[Lines of data]
^^^^

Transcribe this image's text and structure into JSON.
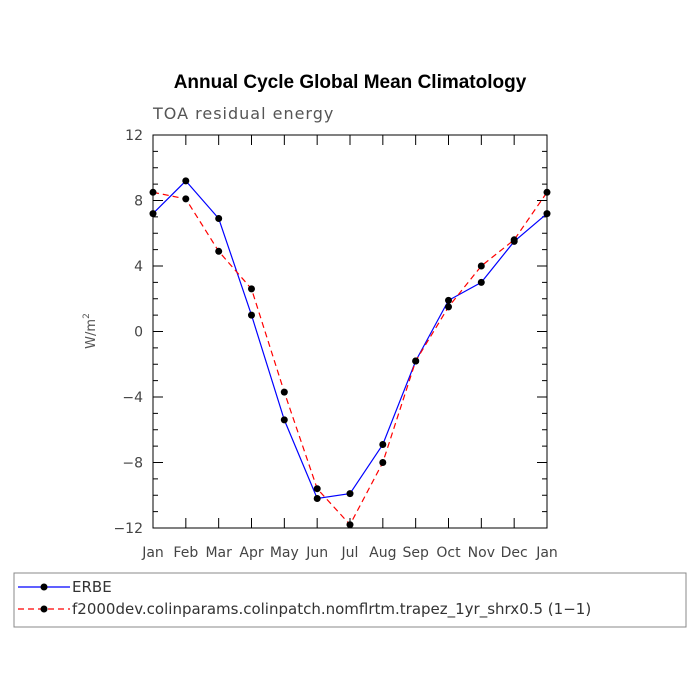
{
  "chart_data": {
    "type": "line",
    "title": "Annual Cycle Global Mean Climatology",
    "subtitle": "TOA residual energy",
    "ylabel": "W/m",
    "ylabel_sup": "2",
    "categories": [
      "Jan",
      "Feb",
      "Mar",
      "Apr",
      "May",
      "Jun",
      "Jul",
      "Aug",
      "Sep",
      "Oct",
      "Nov",
      "Dec",
      "Jan"
    ],
    "ylim": [
      -12,
      12
    ],
    "yticks": [
      12,
      8,
      4,
      0,
      -4,
      -8,
      -12
    ],
    "ytick_labels": [
      "12",
      "8",
      "4",
      "0",
      "−4",
      "−8",
      "−12"
    ],
    "series": [
      {
        "name": "ERBE",
        "color": "#0000ff",
        "dash": "solid",
        "values": [
          7.2,
          9.2,
          6.9,
          1.0,
          -5.4,
          -10.2,
          -9.9,
          -6.9,
          -1.8,
          1.9,
          3.0,
          5.5,
          7.2
        ]
      },
      {
        "name": "f2000dev.colinparams.colinpatch.nomflrtm.trapez_1yr_shrx0.5 (1−1)",
        "color": "#ff0000",
        "dash": "dashed",
        "values": [
          8.5,
          8.1,
          4.9,
          2.6,
          -3.7,
          -9.6,
          -11.8,
          -8.0,
          -1.8,
          1.5,
          4.0,
          5.6,
          8.5
        ]
      }
    ]
  }
}
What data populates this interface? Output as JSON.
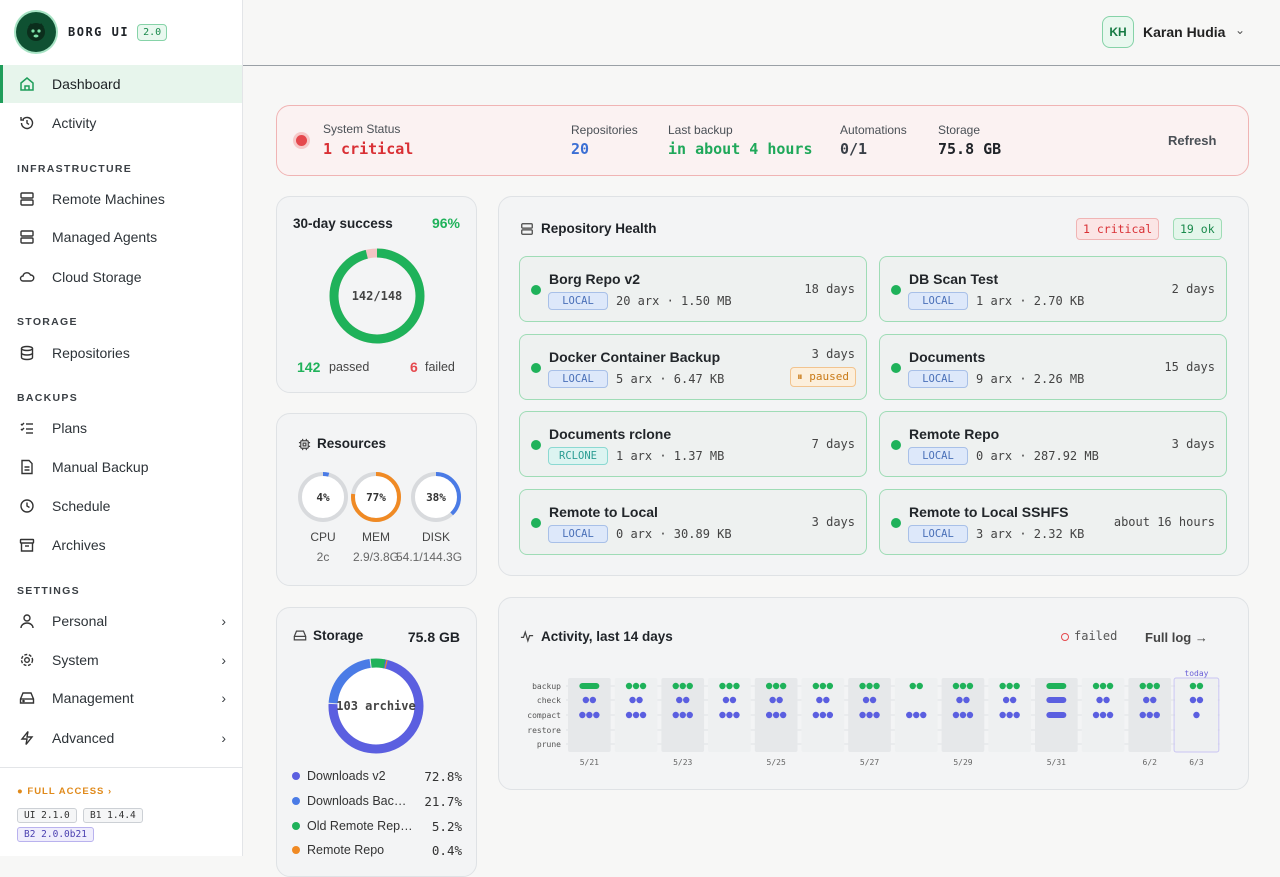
{
  "brand": {
    "name": "BORG UI",
    "version": "2.0"
  },
  "nav": {
    "main": [
      {
        "label": "Dashboard"
      },
      {
        "label": "Activity"
      }
    ],
    "infrastructure_title": "INFRASTRUCTURE",
    "infrastructure": [
      {
        "label": "Remote Machines"
      },
      {
        "label": "Managed Agents"
      },
      {
        "label": "Cloud Storage"
      }
    ],
    "storage_title": "STORAGE",
    "storage": [
      {
        "label": "Repositories"
      }
    ],
    "backups_title": "BACKUPS",
    "backups": [
      {
        "label": "Plans"
      },
      {
        "label": "Manual Backup"
      },
      {
        "label": "Schedule"
      },
      {
        "label": "Archives"
      }
    ],
    "settings_title": "SETTINGS",
    "settings": [
      {
        "label": "Personal"
      },
      {
        "label": "System"
      },
      {
        "label": "Management"
      },
      {
        "label": "Advanced"
      }
    ]
  },
  "footer": {
    "access": "FULL ACCESS",
    "ui": "UI 2.1.0",
    "b1": "B1 1.4.4",
    "b2": "B2 2.0.0b21"
  },
  "user": {
    "initials": "KH",
    "name": "Karan Hudia"
  },
  "status": {
    "system_label": "System Status",
    "system_value": "1 critical",
    "repos_label": "Repositories",
    "repos_value": "20",
    "last_label": "Last backup",
    "last_value": "in about 4 hours",
    "auto_label": "Automations",
    "auto_value": "0/1",
    "storage_label": "Storage",
    "storage_value": "75.8 GB",
    "refresh": "Refresh"
  },
  "success": {
    "title": "30-day success",
    "percent": "96%",
    "center": "142/148",
    "passed_n": "142",
    "passed_label": "passed",
    "failed_n": "6",
    "failed_label": "failed",
    "fraction": 0.96
  },
  "resources": {
    "title": "Resources",
    "items": [
      {
        "pct": "4%",
        "label": "CPU",
        "sub": "2c",
        "value": 0.04
      },
      {
        "pct": "77%",
        "label": "MEM",
        "sub": "2.9/3.8G",
        "value": 0.77
      },
      {
        "pct": "38%",
        "label": "DISK",
        "sub": "54.1/144.3G",
        "value": 0.38
      }
    ]
  },
  "storage_card": {
    "title": "Storage",
    "total": "75.8 GB",
    "center": "103 archive",
    "items": [
      {
        "name": "Downloads v2",
        "pct": "72.8%",
        "color": "#5b5fe0",
        "value": 72.8
      },
      {
        "name": "Downloads Bac…",
        "pct": "21.7%",
        "color": "#4a7be6",
        "value": 21.7
      },
      {
        "name": "Old Remote Rep…",
        "pct": "5.2%",
        "color": "#1fb25a",
        "value": 5.2
      },
      {
        "name": "Remote Repo",
        "pct": "0.4%",
        "color": "#f08a24",
        "value": 0.4
      }
    ]
  },
  "health": {
    "title": "Repository Health",
    "critical": "1 critical",
    "ok": "19 ok",
    "repos": [
      {
        "name": "Borg Repo v2",
        "type": "LOCAL",
        "meta": "20 arx · 1.50 MB",
        "age": "18 days"
      },
      {
        "name": "DB Scan Test",
        "type": "LOCAL",
        "meta": "1 arx · 2.70 KB",
        "age": "2 days"
      },
      {
        "name": "Docker Container Backup",
        "type": "LOCAL",
        "meta": "5 arx · 6.47 KB",
        "age": "3 days",
        "badge": "paused"
      },
      {
        "name": "Documents",
        "type": "LOCAL",
        "meta": "9 arx · 2.26 MB",
        "age": "15 days"
      },
      {
        "name": "Documents rclone",
        "type": "RCLONE",
        "meta": "1 arx · 1.37 MB",
        "age": "7 days"
      },
      {
        "name": "Remote Repo",
        "type": "LOCAL",
        "meta": "0 arx · 287.92 MB",
        "age": "3 days"
      },
      {
        "name": "Remote to Local",
        "type": "LOCAL",
        "meta": "0 arx · 30.89 KB",
        "age": "3 days"
      },
      {
        "name": "Remote to Local SSHFS",
        "type": "LOCAL",
        "meta": "3 arx · 2.32 KB",
        "age": "about 16 hours"
      }
    ]
  },
  "activity": {
    "title": "Activity, last 14 days",
    "failed_legend": "failed",
    "full_log": "Full log →",
    "today": "today",
    "rows": [
      "backup",
      "check",
      "compact",
      "restore",
      "prune"
    ],
    "dates": [
      "5/21",
      "5/23",
      "5/25",
      "5/27",
      "5/29",
      "5/31",
      "6/2",
      "6/3"
    ],
    "backup": [
      4,
      3,
      3,
      3,
      3,
      3,
      3,
      2,
      3,
      3,
      4,
      3,
      3,
      2
    ],
    "check": [
      2,
      2,
      2,
      2,
      2,
      2,
      2,
      0,
      2,
      2,
      4,
      2,
      2,
      2
    ],
    "compact": [
      3,
      3,
      3,
      3,
      3,
      3,
      3,
      3,
      3,
      3,
      4,
      3,
      3,
      1
    ]
  }
}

^^^^

__Given task__. Copy every line from the entries that contains the word "meta".

__Task answer__.
        "meta": "20 arx · 1.50 MB",
        "meta": "1 arx · 2.70 KB",
        "meta": "5 arx · 6.47 KB",
        "meta": "9 arx · 2.26 MB",
        "meta": "1 arx · 1.37 MB",
        "meta": "0 arx · 287.92 MB",
        "meta": "0 arx · 30.89 KB",
        "meta": "3 arx · 2.32 KB",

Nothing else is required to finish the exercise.